_Problem to solve_:
Render the data as a numbered list without blank lines, starting with the line with "Give me the" and going on through the line with "table-cell <box>685 332 722 362</box>".

_Stored data_:
══════════════════════════════
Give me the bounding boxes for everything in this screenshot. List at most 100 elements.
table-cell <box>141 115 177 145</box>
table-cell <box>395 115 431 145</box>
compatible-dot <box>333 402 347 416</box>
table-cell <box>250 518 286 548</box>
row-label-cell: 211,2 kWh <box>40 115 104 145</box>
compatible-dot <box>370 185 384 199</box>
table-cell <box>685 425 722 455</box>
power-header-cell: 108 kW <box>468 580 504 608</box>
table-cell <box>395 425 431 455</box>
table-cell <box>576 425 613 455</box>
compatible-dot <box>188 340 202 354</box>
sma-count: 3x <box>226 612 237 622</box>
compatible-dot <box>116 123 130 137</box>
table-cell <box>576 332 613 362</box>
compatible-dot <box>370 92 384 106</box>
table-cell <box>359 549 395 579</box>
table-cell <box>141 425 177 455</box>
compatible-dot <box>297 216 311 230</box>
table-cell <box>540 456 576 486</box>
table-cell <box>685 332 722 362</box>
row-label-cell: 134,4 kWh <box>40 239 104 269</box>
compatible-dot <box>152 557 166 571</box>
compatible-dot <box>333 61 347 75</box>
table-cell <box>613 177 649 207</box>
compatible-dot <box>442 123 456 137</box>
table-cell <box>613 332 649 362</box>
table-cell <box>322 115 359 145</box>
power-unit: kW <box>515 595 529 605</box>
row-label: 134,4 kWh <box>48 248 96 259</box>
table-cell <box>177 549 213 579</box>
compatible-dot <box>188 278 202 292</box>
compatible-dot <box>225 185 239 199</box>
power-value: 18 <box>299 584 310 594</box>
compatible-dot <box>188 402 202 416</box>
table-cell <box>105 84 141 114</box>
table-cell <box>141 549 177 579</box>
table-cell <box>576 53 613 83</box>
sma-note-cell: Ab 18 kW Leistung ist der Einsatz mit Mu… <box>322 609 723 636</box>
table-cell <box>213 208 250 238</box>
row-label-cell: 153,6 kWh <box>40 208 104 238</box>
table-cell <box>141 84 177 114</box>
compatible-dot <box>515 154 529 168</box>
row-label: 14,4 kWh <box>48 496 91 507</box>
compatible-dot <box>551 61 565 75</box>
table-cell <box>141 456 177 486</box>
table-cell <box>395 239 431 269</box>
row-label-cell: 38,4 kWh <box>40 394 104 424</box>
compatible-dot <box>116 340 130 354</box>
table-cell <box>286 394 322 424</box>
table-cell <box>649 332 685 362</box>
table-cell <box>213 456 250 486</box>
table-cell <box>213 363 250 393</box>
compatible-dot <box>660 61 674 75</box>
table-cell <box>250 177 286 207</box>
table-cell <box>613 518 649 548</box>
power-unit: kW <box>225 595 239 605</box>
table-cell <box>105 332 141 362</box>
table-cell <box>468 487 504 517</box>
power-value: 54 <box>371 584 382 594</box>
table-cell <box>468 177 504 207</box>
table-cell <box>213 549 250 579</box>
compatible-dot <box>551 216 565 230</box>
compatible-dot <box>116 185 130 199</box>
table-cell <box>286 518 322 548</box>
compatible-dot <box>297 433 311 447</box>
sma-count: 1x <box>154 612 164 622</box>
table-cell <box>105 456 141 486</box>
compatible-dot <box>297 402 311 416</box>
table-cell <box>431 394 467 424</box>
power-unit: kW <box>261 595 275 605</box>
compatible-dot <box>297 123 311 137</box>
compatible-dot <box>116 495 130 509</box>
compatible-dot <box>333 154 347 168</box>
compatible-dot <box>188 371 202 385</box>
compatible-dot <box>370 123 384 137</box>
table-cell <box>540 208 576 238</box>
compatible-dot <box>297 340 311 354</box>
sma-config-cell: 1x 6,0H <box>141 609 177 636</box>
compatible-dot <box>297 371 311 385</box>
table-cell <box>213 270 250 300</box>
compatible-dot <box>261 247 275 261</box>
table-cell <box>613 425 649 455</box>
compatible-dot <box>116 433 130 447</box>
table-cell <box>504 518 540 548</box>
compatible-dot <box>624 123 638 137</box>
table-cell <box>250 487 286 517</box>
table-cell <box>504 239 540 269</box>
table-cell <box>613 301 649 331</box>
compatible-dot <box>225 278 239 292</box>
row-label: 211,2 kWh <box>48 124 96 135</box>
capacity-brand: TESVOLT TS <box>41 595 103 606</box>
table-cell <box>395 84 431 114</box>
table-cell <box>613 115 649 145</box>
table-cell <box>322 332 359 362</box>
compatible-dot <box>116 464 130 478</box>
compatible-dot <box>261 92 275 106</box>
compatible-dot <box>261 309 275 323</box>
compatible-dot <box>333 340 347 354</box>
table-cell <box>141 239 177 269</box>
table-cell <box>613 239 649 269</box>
══════════════════════════════
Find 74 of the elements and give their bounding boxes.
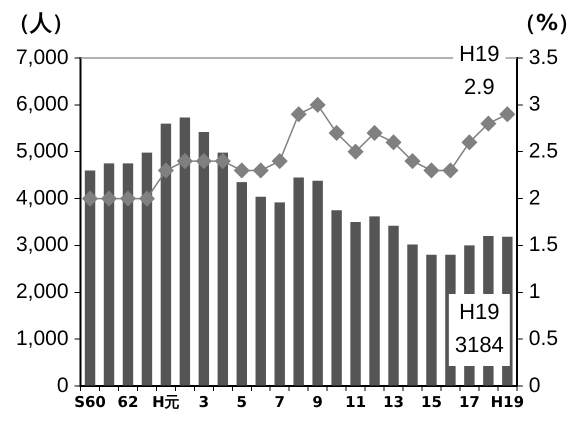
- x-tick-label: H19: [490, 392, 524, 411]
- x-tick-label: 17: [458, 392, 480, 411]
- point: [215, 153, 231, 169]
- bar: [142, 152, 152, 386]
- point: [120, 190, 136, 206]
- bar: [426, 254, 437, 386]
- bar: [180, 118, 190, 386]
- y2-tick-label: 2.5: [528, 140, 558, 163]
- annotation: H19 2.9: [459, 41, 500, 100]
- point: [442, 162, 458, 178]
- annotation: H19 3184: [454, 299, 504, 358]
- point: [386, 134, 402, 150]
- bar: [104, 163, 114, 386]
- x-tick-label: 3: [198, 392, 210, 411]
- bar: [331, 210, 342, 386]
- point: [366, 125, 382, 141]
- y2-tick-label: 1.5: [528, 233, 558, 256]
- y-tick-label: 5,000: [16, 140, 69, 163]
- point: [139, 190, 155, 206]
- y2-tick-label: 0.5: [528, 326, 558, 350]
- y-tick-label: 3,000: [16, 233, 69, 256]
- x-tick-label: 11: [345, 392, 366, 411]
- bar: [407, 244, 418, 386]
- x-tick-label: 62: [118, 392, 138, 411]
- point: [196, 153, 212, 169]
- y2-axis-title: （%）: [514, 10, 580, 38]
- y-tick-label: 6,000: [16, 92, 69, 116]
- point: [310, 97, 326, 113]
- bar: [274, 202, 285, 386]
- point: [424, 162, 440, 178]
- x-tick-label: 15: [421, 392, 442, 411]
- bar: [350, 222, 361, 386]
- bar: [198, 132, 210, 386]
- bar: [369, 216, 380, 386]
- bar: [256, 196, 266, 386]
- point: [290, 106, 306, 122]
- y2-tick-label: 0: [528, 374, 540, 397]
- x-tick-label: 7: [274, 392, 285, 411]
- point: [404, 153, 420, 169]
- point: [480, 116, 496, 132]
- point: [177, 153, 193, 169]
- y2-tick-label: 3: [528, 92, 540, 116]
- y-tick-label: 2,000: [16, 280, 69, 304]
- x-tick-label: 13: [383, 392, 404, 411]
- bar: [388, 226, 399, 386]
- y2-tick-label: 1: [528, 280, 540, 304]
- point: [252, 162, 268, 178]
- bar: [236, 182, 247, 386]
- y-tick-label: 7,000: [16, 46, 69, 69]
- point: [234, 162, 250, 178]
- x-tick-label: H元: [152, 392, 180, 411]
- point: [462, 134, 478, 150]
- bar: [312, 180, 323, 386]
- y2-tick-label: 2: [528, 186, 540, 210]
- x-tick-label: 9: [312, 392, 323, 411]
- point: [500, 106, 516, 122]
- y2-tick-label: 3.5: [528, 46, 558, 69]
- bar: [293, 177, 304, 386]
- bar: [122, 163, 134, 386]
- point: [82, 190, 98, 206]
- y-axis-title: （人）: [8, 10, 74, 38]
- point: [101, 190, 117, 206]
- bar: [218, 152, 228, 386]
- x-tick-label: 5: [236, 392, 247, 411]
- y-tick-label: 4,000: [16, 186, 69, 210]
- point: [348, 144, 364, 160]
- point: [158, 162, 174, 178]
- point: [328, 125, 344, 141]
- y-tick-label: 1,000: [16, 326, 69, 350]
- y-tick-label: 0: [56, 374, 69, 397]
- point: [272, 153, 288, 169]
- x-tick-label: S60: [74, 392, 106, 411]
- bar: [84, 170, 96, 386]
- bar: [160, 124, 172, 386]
══════════════════════════════
_Result_:
1. Give me the bounding boxes for everything in this screenshot. List at most 100 elements.
2. table-cell <box>141 115 177 145</box>
3. table-cell <box>395 115 431 145</box>
4. compatible-dot <box>333 402 347 416</box>
5. table-cell <box>250 518 286 548</box>
6. row-label-cell: 211,2 kWh <box>40 115 104 145</box>
7. compatible-dot <box>370 185 384 199</box>
8. table-cell <box>685 425 722 455</box>
9. power-header-cell: 108 kW <box>468 580 504 608</box>
10. table-cell <box>395 425 431 455</box>
11. table-cell <box>576 425 613 455</box>
12. compatible-dot <box>188 340 202 354</box>
13. sma-count: 3x <box>226 612 237 622</box>
14. compatible-dot <box>116 123 130 137</box>
15. table-cell <box>576 332 613 362</box>
16. compatible-dot <box>370 92 384 106</box>
17. table-cell <box>359 549 395 579</box>
18. table-cell <box>141 425 177 455</box>
19. compatible-dot <box>297 216 311 230</box>
20. table-cell <box>540 456 576 486</box>
21. table-cell <box>685 332 722 362</box>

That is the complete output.